_Exercise instructions_
Copy every record below, exactly as written.

Figure collection entries
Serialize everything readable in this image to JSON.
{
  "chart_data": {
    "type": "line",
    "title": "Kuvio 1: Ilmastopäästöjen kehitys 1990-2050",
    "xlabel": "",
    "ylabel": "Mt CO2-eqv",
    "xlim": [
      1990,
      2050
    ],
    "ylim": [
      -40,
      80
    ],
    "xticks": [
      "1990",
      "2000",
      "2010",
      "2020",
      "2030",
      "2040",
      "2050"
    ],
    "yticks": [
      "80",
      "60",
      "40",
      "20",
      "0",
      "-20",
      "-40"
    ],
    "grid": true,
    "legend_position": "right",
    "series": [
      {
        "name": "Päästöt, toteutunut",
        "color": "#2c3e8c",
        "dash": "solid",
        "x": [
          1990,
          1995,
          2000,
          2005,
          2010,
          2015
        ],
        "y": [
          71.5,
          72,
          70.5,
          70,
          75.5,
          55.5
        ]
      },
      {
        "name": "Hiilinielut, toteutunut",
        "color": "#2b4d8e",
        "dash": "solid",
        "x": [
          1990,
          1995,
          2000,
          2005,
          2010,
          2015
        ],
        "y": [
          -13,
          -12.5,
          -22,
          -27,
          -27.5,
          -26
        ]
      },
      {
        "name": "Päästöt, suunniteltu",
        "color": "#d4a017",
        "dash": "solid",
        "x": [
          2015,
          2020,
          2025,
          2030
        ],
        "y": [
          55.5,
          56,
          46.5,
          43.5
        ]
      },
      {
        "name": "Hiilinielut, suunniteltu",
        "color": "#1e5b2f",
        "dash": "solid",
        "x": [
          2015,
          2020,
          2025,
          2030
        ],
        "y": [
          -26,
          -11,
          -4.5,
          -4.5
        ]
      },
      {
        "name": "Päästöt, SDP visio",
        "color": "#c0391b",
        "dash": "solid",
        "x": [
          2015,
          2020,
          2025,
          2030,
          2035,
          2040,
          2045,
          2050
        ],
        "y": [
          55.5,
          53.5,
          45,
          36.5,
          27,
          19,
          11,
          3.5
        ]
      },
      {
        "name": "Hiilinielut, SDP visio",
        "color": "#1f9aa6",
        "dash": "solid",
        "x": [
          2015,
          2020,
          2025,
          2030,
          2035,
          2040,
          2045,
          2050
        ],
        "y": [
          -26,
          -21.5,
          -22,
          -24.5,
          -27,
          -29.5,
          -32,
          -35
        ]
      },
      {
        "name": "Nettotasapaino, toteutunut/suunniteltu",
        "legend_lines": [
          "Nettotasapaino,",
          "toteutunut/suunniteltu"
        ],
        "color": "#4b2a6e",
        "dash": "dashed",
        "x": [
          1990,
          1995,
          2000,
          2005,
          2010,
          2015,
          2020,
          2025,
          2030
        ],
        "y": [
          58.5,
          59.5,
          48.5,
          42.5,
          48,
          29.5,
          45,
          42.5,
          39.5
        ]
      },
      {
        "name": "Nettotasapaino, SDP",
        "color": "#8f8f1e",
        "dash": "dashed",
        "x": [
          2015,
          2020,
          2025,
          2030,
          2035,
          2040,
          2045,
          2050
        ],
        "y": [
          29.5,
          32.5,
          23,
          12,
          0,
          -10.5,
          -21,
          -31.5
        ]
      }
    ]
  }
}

_Task response_
Serialize everything readable in this image to JSON.
{
  "chart_data": {
    "type": "line",
    "title": "Kuvio 1: Ilmastopäästöjen kehitys 1990-2050",
    "xlabel": "",
    "ylabel": "Mt CO2-eqv",
    "xlim": [
      1990,
      2050
    ],
    "ylim": [
      -40,
      80
    ],
    "xticks": [
      "1990",
      "2000",
      "2010",
      "2020",
      "2030",
      "2040",
      "2050"
    ],
    "yticks": [
      "80",
      "60",
      "40",
      "20",
      "0",
      "-20",
      "-40"
    ],
    "grid": true,
    "legend_position": "right",
    "series": [
      {
        "name": "Päästöt, toteutunut",
        "color": "#2c3e8c",
        "dash": "solid",
        "x": [
          1990,
          1995,
          2000,
          2005,
          2010,
          2015
        ],
        "y": [
          71.5,
          72,
          70.5,
          70,
          75.5,
          55.5
        ]
      },
      {
        "name": "Hiilinielut, toteutunut",
        "color": "#2b4d8e",
        "dash": "solid",
        "x": [
          1990,
          1995,
          2000,
          2005,
          2010,
          2015
        ],
        "y": [
          -13,
          -12.5,
          -22,
          -27,
          -27.5,
          -26
        ]
      },
      {
        "name": "Päästöt, suunniteltu",
        "color": "#d4a017",
        "dash": "solid",
        "x": [
          2015,
          2020,
          2025,
          2030
        ],
        "y": [
          55.5,
          56,
          46.5,
          43.5
        ]
      },
      {
        "name": "Hiilinielut, suunniteltu",
        "color": "#1e5b2f",
        "dash": "solid",
        "x": [
          2015,
          2020,
          2025,
          2030
        ],
        "y": [
          -26,
          -11,
          -4.5,
          -4.5
        ]
      },
      {
        "name": "Päästöt, SDP visio",
        "color": "#c0391b",
        "dash": "solid",
        "x": [
          2015,
          2020,
          2025,
          2030,
          2035,
          2040,
          2045,
          2050
        ],
        "y": [
          55.5,
          53.5,
          45,
          36.5,
          27,
          19,
          11,
          3.5
        ]
      },
      {
        "name": "Hiilinielut, SDP visio",
        "color": "#1f9aa6",
        "dash": "solid",
        "x": [
          2015,
          2020,
          2025,
          2030,
          2035,
          2040,
          2045,
          2050
        ],
        "y": [
          -26,
          -21.5,
          -22,
          -24.5,
          -27,
          -29.5,
          -32,
          -35
        ]
      },
      {
        "name": "Nettotasapaino, toteutunut/suunniteltu",
        "legend_lines": [
          "Nettotasapaino,",
          "toteutunut/suunniteltu"
        ],
        "color": "#4b2a6e",
        "dash": "dashed",
        "x": [
          1990,
          1995,
          2000,
          2005,
          2010,
          2015,
          2020,
          2025,
          2030
        ],
        "y": [
          58.5,
          59.5,
          48.5,
          42.5,
          48,
          29.5,
          45,
          42.5,
          39.5
        ]
      },
      {
        "name": "Nettotasapaino, SDP",
        "color": "#8f8f1e",
        "dash": "dashed",
        "x": [
          2015,
          2020,
          2025,
          2030,
          2035,
          2040,
          2045,
          2050
        ],
        "y": [
          29.5,
          32.5,
          23,
          12,
          0,
          -10.5,
          -21,
          -31.5
        ]
      }
    ]
  }
}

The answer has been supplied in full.